Tally the lines containing the word "LINARES", and report the tally alone.

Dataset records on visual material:
***
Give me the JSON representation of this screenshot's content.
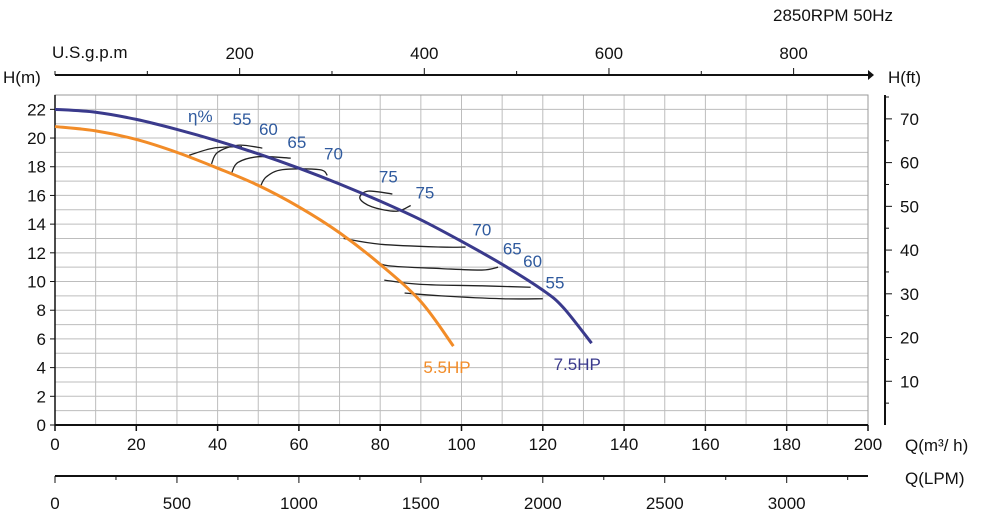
{
  "chart_data": {
    "type": "line",
    "subtitle": "2850RPM  50Hz",
    "xlabel": "Q(m³/ h)",
    "ylabel": "H(m)",
    "xlim": [
      0,
      200
    ],
    "ylim": [
      0,
      23
    ],
    "grid": true,
    "x_ticks": [
      "0",
      "20",
      "40",
      "60",
      "80",
      "100",
      "120",
      "140",
      "160",
      "180",
      "200"
    ],
    "y_ticks": [
      "0",
      "2",
      "4",
      "6",
      "8",
      "10",
      "12",
      "14",
      "16",
      "18",
      "20",
      "22"
    ],
    "top_axis": {
      "label": "U.S.g.p.m",
      "ticks": [
        {
          "value": 200,
          "text": "200"
        },
        {
          "value": 400,
          "text": "400"
        },
        {
          "value": 600,
          "text": "600"
        },
        {
          "value": 800,
          "text": "800"
        }
      ]
    },
    "right_axis": {
      "label": "H(ft)",
      "ticks": [
        {
          "value": 10,
          "text": "10"
        },
        {
          "value": 20,
          "text": "20"
        },
        {
          "value": 30,
          "text": "30"
        },
        {
          "value": 40,
          "text": "40"
        },
        {
          "value": 50,
          "text": "50"
        },
        {
          "value": 60,
          "text": "60"
        },
        {
          "value": 70,
          "text": "70"
        }
      ]
    },
    "bottom_axis": {
      "label": "Q(LPM)",
      "ticks": [
        {
          "value": 0,
          "text": "0"
        },
        {
          "value": 500,
          "text": "500"
        },
        {
          "value": 1000,
          "text": "1000"
        },
        {
          "value": 1500,
          "text": "1500"
        },
        {
          "value": 2000,
          "text": "2000"
        },
        {
          "value": 2500,
          "text": "2500"
        },
        {
          "value": 3000,
          "text": "3000"
        }
      ]
    },
    "series": [
      {
        "name": "7.5HP",
        "color": "#3a3a8c",
        "points": [
          [
            0,
            22
          ],
          [
            10,
            21.8
          ],
          [
            20,
            21.3
          ],
          [
            30,
            20.6
          ],
          [
            40,
            19.8
          ],
          [
            50,
            18.9
          ],
          [
            60,
            17.9
          ],
          [
            70,
            16.8
          ],
          [
            80,
            15.6
          ],
          [
            90,
            14.3
          ],
          [
            100,
            12.8
          ],
          [
            110,
            11.2
          ],
          [
            120,
            9.4
          ],
          [
            125,
            8.2
          ],
          [
            132,
            5.7
          ]
        ]
      },
      {
        "name": "5.5HP",
        "color": "#f28c28",
        "points": [
          [
            0,
            20.8
          ],
          [
            10,
            20.5
          ],
          [
            20,
            19.9
          ],
          [
            30,
            19.0
          ],
          [
            40,
            17.9
          ],
          [
            50,
            16.7
          ],
          [
            60,
            15.2
          ],
          [
            70,
            13.4
          ],
          [
            80,
            11.2
          ],
          [
            90,
            8.6
          ],
          [
            98,
            5.5
          ]
        ]
      }
    ],
    "efficiency": {
      "label": "η%",
      "labels": [
        {
          "text": "55",
          "x": 46,
          "y": 20.9
        },
        {
          "text": "60",
          "x": 52.5,
          "y": 20.2
        },
        {
          "text": "65",
          "x": 59.5,
          "y": 19.3
        },
        {
          "text": "70",
          "x": 68.5,
          "y": 18.5
        },
        {
          "text": "75",
          "x": 82,
          "y": 16.9
        },
        {
          "text": "75",
          "x": 91,
          "y": 15.8
        },
        {
          "text": "70",
          "x": 105,
          "y": 13.2
        },
        {
          "text": "65",
          "x": 112.5,
          "y": 11.9
        },
        {
          "text": "60",
          "x": 117.5,
          "y": 11.0
        },
        {
          "text": "55",
          "x": 123,
          "y": 9.5
        }
      ],
      "contours": [
        [
          [
            33,
            18.8
          ],
          [
            39,
            19.3
          ],
          [
            46,
            19.4
          ]
        ],
        [
          [
            38.5,
            18.2
          ],
          [
            40,
            19
          ],
          [
            45,
            19.5
          ],
          [
            51,
            19.3
          ]
        ],
        [
          [
            43.5,
            17.6
          ],
          [
            45,
            18.3
          ],
          [
            50,
            18.7
          ],
          [
            58,
            18.6
          ]
        ],
        [
          [
            50.5,
            16.6
          ],
          [
            52,
            17.3
          ],
          [
            56,
            17.8
          ],
          [
            65,
            17.8
          ],
          [
            67,
            17.4
          ]
        ],
        [
          [
            87.5,
            15.3
          ],
          [
            84,
            14.9
          ],
          [
            78,
            15.2
          ],
          [
            75,
            15.8
          ],
          [
            77,
            16.3
          ],
          [
            83,
            16.1
          ]
        ],
        [
          [
            71,
            13.0
          ],
          [
            80,
            12.6
          ],
          [
            95,
            12.4
          ],
          [
            101,
            12.4
          ]
        ],
        [
          [
            78.5,
            11.5
          ],
          [
            82,
            11.1
          ],
          [
            95,
            10.9
          ],
          [
            105,
            10.8
          ],
          [
            109,
            11.0
          ]
        ],
        [
          [
            81,
            10.1
          ],
          [
            90,
            9.8
          ],
          [
            105,
            9.7
          ],
          [
            117,
            9.6
          ]
        ],
        [
          [
            86,
            9.2
          ],
          [
            95,
            9.0
          ],
          [
            110,
            8.8
          ],
          [
            120,
            8.8
          ]
        ]
      ]
    }
  }
}
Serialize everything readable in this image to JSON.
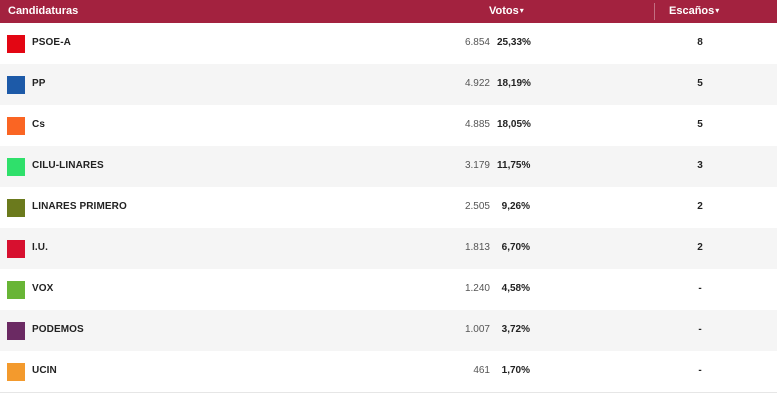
{
  "header": {
    "candidates_label": "Candidaturas",
    "votes_label": "Votos",
    "seats_label": "Escaños",
    "sort_caret": "▾",
    "background_color": "#a3223f"
  },
  "rows": [
    {
      "party": "PSOE-A",
      "votes": "6.854",
      "pct": "25,33%",
      "seats": "8",
      "color": "#e30613"
    },
    {
      "party": "PP",
      "votes": "4.922",
      "pct": "18,19%",
      "seats": "5",
      "color": "#1d5aa8"
    },
    {
      "party": "Cs",
      "votes": "4.885",
      "pct": "18,05%",
      "seats": "5",
      "color": "#fa6523"
    },
    {
      "party": "CILU-LINARES",
      "votes": "3.179",
      "pct": "11,75%",
      "seats": "3",
      "color": "#2fe06b"
    },
    {
      "party": "LINARES PRIMERO",
      "votes": "2.505",
      "pct": "9,26%",
      "seats": "2",
      "color": "#6b7a1d"
    },
    {
      "party": "I.U.",
      "votes": "1.813",
      "pct": "6,70%",
      "seats": "2",
      "color": "#d7102f"
    },
    {
      "party": "VOX",
      "votes": "1.240",
      "pct": "4,58%",
      "seats": "-",
      "color": "#68b536"
    },
    {
      "party": "PODEMOS",
      "votes": "1.007",
      "pct": "3,72%",
      "seats": "-",
      "color": "#6b2a63"
    },
    {
      "party": "UCIN",
      "votes": "461",
      "pct": "1,70%",
      "seats": "-",
      "color": "#f39a2d"
    }
  ]
}
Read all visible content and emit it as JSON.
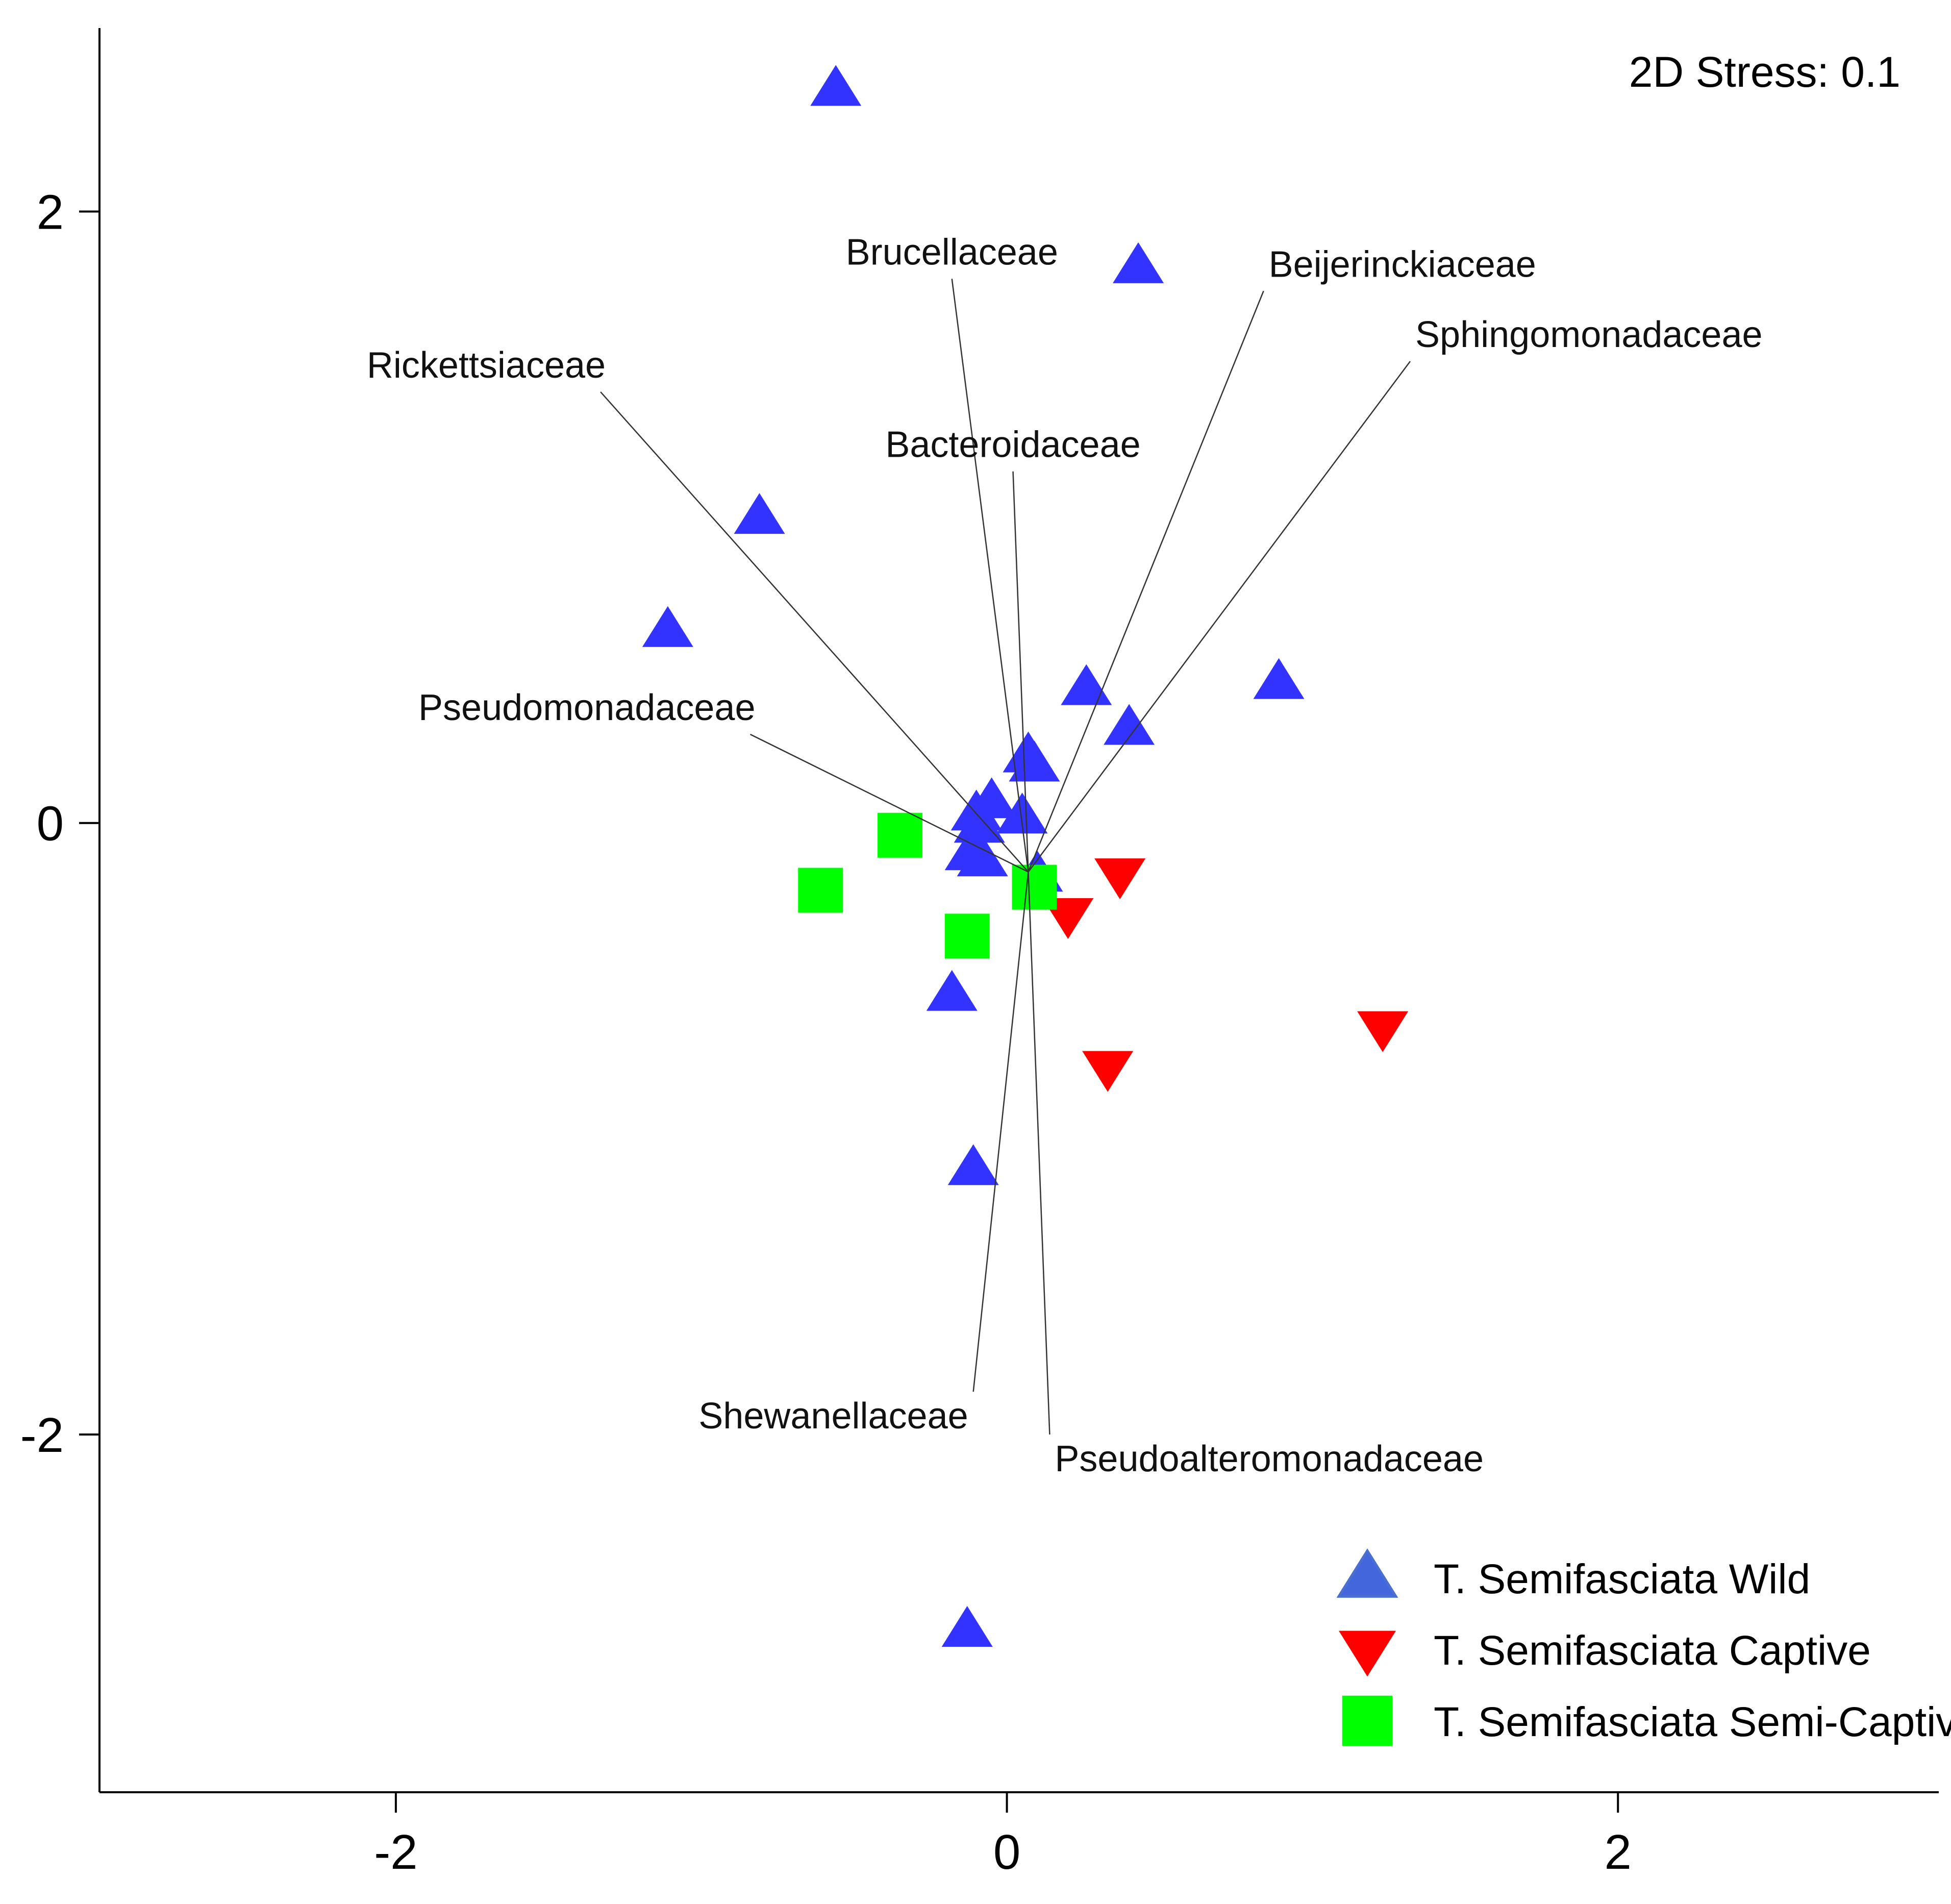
{
  "chart_data": {
    "type": "scatter",
    "title": "",
    "xlabel": "",
    "ylabel": "",
    "xlim": [
      -2.97,
      3.05
    ],
    "ylim": [
      -3.17,
      2.6
    ],
    "x_ticks": [
      -2,
      0,
      2
    ],
    "y_ticks": [
      -2,
      0,
      2
    ],
    "x_tick_labels": [
      "-2",
      "0",
      "2"
    ],
    "y_tick_labels": [
      "-2",
      "0",
      "2"
    ],
    "grid": false,
    "stress_label": "2D Stress: 0.1",
    "legend_position": "bottom-right",
    "series": [
      {
        "name": "T. Semifasciata Wild",
        "marker": "triangle-up",
        "color": "#3333ff",
        "points": [
          {
            "x": -0.56,
            "y": 2.4
          },
          {
            "x": 0.43,
            "y": 1.82
          },
          {
            "x": -0.81,
            "y": 1.0
          },
          {
            "x": -1.11,
            "y": 0.63
          },
          {
            "x": 0.26,
            "y": 0.44
          },
          {
            "x": 0.89,
            "y": 0.46
          },
          {
            "x": 0.4,
            "y": 0.31
          },
          {
            "x": 0.09,
            "y": 0.19
          },
          {
            "x": 0.07,
            "y": 0.22
          },
          {
            "x": -0.05,
            "y": 0.07
          },
          {
            "x": 0.05,
            "y": 0.02
          },
          {
            "x": -0.1,
            "y": 0.03
          },
          {
            "x": -0.09,
            "y": -0.01
          },
          {
            "x": -0.12,
            "y": -0.1
          },
          {
            "x": -0.08,
            "y": -0.12
          },
          {
            "x": 0.1,
            "y": -0.17
          },
          {
            "x": -0.18,
            "y": -0.56
          },
          {
            "x": -0.11,
            "y": -1.13
          },
          {
            "x": -0.13,
            "y": -2.64
          }
        ]
      },
      {
        "name": "T. Semifasciata Captive",
        "marker": "triangle-down",
        "color": "#ff0000",
        "points": [
          {
            "x": 0.37,
            "y": -0.17
          },
          {
            "x": 0.2,
            "y": -0.3
          },
          {
            "x": 1.23,
            "y": -0.67
          },
          {
            "x": 0.33,
            "y": -0.8
          }
        ]
      },
      {
        "name": "T. Semifasciata Semi-Captive",
        "marker": "square",
        "color": "#00ff00",
        "points": [
          {
            "x": -0.35,
            "y": -0.04
          },
          {
            "x": -0.61,
            "y": -0.22
          },
          {
            "x": 0.09,
            "y": -0.21
          },
          {
            "x": -0.13,
            "y": -0.37
          }
        ]
      }
    ],
    "vector_origin": {
      "x": 0.07,
      "y": -0.16
    },
    "vectors": [
      {
        "name": "Brucellaceae",
        "end": {
          "x": -0.18,
          "y": 1.78
        }
      },
      {
        "name": "Beijerinckiaceae",
        "end": {
          "x": 0.84,
          "y": 1.74
        }
      },
      {
        "name": "Sphingomonadaceae",
        "end": {
          "x": 1.32,
          "y": 1.51
        }
      },
      {
        "name": "Rickettsiaceae",
        "end": {
          "x": -1.33,
          "y": 1.41
        }
      },
      {
        "name": "Bacteroidaceae",
        "end": {
          "x": 0.02,
          "y": 1.15
        }
      },
      {
        "name": "Pseudomonadaceae",
        "end": {
          "x": -0.84,
          "y": 0.29
        }
      },
      {
        "name": "Shewanellaceae",
        "end": {
          "x": -0.11,
          "y": -1.86
        }
      },
      {
        "name": "Pseudoalteromonadaceae",
        "end": {
          "x": 0.14,
          "y": -2.0
        }
      }
    ]
  }
}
***
Expected answer: 2